* [Aim]
Search the records below for the word "该生能积极参加政治学习". Pull out each line that has it.

──────

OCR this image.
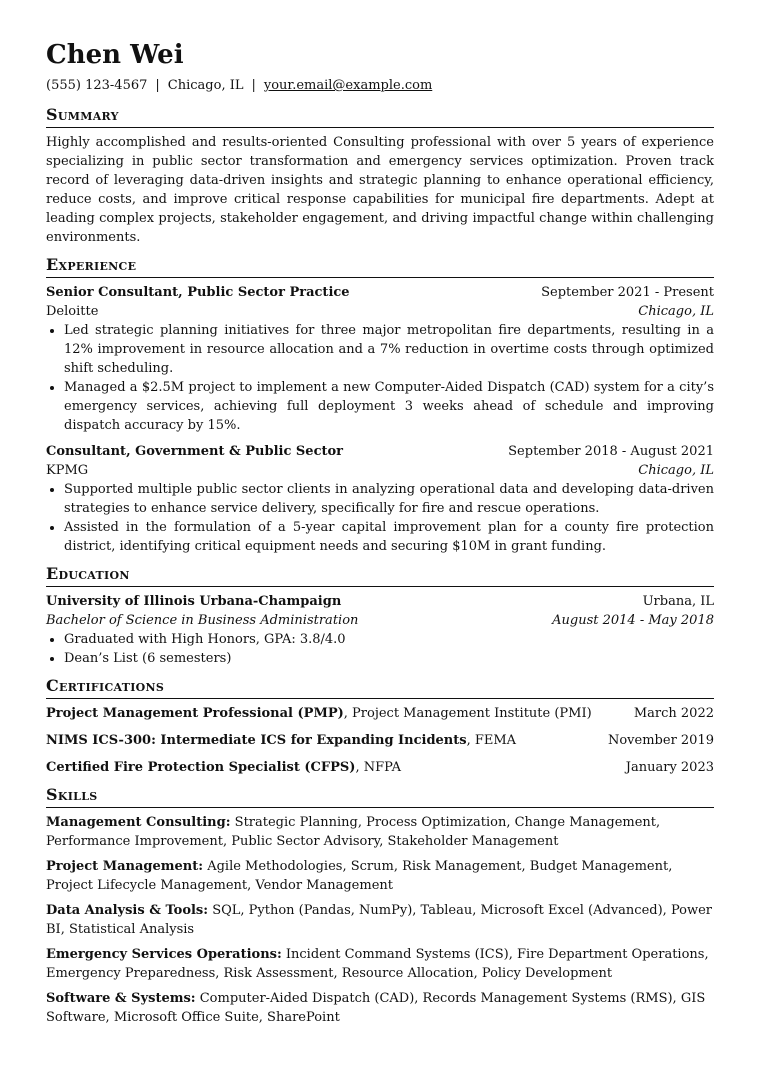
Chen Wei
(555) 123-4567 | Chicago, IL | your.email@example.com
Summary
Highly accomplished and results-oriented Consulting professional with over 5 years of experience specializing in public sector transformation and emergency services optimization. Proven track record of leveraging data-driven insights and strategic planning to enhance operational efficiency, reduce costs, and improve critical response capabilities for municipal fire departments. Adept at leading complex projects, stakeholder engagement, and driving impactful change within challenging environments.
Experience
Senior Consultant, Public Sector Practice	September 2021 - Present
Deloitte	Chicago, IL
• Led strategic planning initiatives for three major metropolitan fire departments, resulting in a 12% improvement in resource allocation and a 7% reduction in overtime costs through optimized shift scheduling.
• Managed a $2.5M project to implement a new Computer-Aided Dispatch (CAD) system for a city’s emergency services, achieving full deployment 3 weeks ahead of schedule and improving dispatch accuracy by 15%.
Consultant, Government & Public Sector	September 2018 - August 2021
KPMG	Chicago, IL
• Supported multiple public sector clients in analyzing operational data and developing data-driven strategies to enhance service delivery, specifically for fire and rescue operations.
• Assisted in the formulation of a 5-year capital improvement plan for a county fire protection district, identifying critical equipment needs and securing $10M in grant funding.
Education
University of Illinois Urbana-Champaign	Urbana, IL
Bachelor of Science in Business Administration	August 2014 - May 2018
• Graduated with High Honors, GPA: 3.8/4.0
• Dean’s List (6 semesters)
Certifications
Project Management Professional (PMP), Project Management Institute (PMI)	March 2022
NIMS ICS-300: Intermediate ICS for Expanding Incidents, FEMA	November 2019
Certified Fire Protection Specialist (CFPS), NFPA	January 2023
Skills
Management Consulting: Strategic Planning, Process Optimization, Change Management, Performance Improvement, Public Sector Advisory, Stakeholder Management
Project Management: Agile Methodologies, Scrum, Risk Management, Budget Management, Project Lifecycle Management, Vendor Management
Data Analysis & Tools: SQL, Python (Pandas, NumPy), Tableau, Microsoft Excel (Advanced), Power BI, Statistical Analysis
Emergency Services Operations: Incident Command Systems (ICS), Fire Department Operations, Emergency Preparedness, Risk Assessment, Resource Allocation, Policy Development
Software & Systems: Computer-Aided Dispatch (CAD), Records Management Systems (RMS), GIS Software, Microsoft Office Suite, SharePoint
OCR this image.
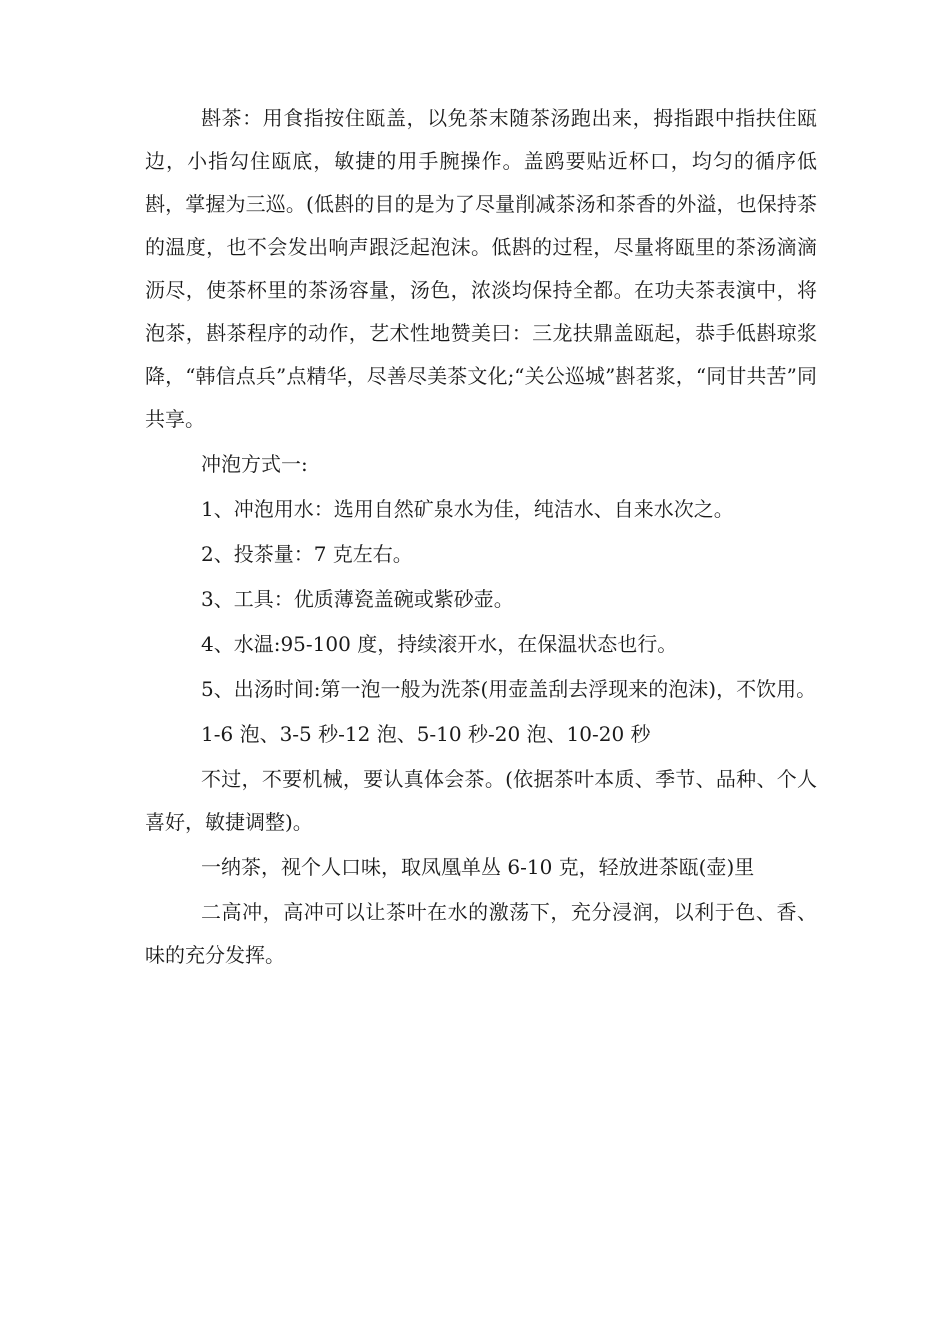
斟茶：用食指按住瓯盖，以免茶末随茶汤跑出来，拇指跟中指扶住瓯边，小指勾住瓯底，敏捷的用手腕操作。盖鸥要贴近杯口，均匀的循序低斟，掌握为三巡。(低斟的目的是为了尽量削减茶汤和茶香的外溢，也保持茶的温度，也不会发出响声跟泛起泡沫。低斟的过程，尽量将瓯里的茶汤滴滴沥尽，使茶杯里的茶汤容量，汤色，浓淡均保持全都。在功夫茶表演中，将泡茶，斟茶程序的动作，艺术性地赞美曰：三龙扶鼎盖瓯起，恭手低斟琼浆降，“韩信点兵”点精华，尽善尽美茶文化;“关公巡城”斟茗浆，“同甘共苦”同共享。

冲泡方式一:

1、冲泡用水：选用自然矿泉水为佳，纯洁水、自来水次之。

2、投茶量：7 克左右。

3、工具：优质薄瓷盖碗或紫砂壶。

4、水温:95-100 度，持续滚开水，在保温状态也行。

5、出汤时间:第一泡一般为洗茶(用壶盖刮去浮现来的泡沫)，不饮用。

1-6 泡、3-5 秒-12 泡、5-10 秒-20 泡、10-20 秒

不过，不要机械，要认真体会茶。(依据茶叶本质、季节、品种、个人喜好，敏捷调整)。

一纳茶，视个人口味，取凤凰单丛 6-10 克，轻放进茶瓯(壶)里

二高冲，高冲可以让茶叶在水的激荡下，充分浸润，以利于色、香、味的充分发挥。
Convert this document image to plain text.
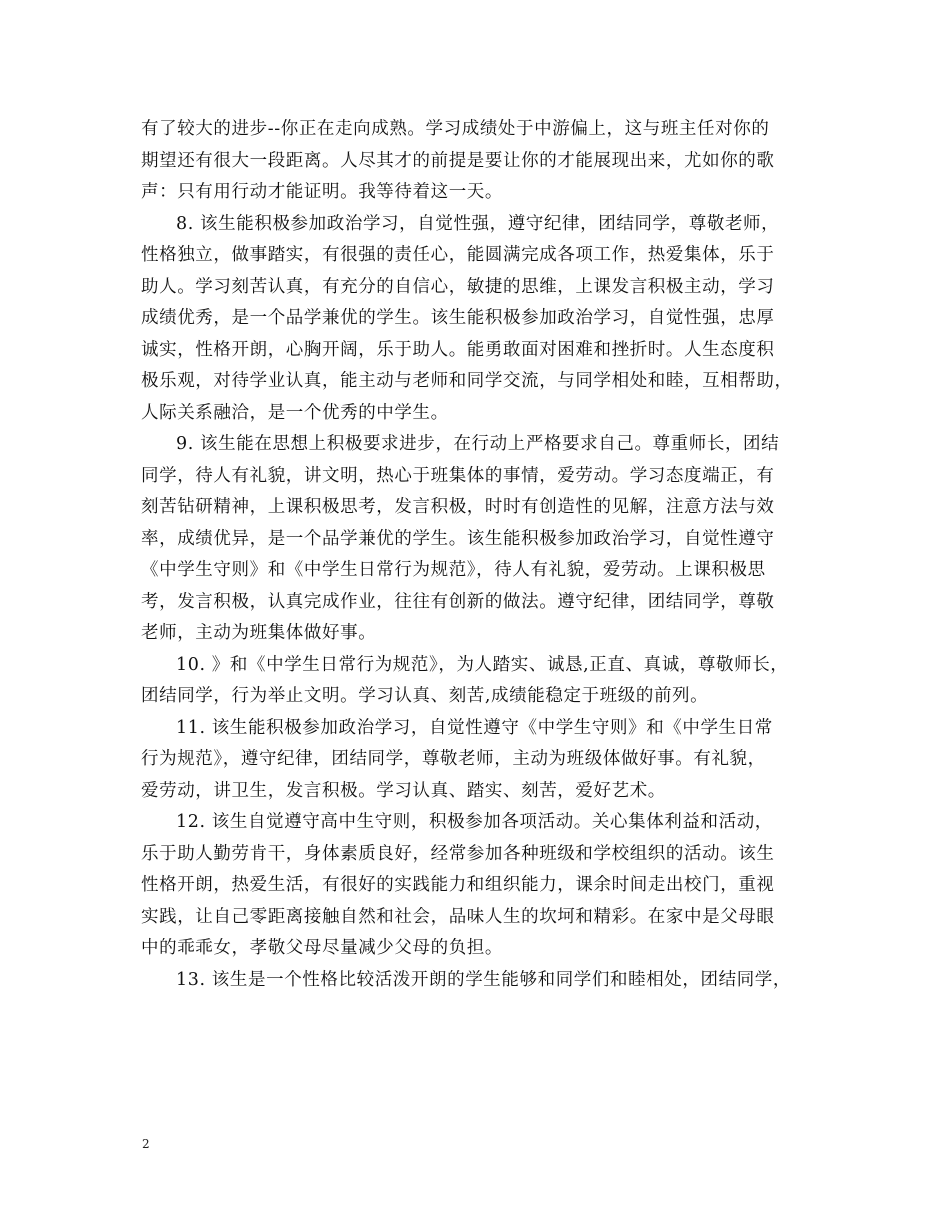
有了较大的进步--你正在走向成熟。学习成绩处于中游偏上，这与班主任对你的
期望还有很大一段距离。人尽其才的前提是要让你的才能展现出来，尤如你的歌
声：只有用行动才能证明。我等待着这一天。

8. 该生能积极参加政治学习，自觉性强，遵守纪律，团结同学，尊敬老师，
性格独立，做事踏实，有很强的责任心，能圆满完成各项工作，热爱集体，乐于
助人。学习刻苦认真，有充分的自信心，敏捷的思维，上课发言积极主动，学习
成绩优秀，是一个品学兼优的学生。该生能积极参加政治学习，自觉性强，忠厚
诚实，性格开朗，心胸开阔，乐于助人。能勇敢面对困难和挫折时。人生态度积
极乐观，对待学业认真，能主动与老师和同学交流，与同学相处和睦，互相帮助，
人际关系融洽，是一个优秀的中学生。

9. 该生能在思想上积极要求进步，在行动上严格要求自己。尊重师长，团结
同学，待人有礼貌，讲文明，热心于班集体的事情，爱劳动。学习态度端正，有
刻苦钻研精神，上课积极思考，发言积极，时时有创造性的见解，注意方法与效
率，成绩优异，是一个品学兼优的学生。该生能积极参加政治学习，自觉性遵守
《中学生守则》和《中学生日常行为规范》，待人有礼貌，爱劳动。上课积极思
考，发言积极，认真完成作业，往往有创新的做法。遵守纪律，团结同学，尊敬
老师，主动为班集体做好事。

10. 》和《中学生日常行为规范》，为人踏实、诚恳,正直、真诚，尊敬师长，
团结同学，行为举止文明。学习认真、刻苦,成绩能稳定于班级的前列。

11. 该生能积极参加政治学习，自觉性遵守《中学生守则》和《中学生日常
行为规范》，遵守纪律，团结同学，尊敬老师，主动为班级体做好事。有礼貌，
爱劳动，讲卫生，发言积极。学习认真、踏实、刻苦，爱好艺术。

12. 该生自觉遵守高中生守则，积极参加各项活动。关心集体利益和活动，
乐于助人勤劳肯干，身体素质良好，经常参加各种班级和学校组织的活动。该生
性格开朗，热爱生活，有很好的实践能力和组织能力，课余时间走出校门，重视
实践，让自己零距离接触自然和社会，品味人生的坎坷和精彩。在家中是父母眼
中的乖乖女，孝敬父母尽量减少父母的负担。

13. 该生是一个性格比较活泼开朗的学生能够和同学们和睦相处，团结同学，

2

──────

* [Answer in full]
8. 该生能积极参加政治学习，自觉性强，遵守纪律，团结同学，尊敬老师，
成绩优秀，是一个品学兼优的学生。该生能积极参加政治学习，自觉性强，忠厚
率，成绩优异，是一个品学兼优的学生。该生能积极参加政治学习，自觉性遵守
11. 该生能积极参加政治学习，自觉性遵守《中学生守则》和《中学生日常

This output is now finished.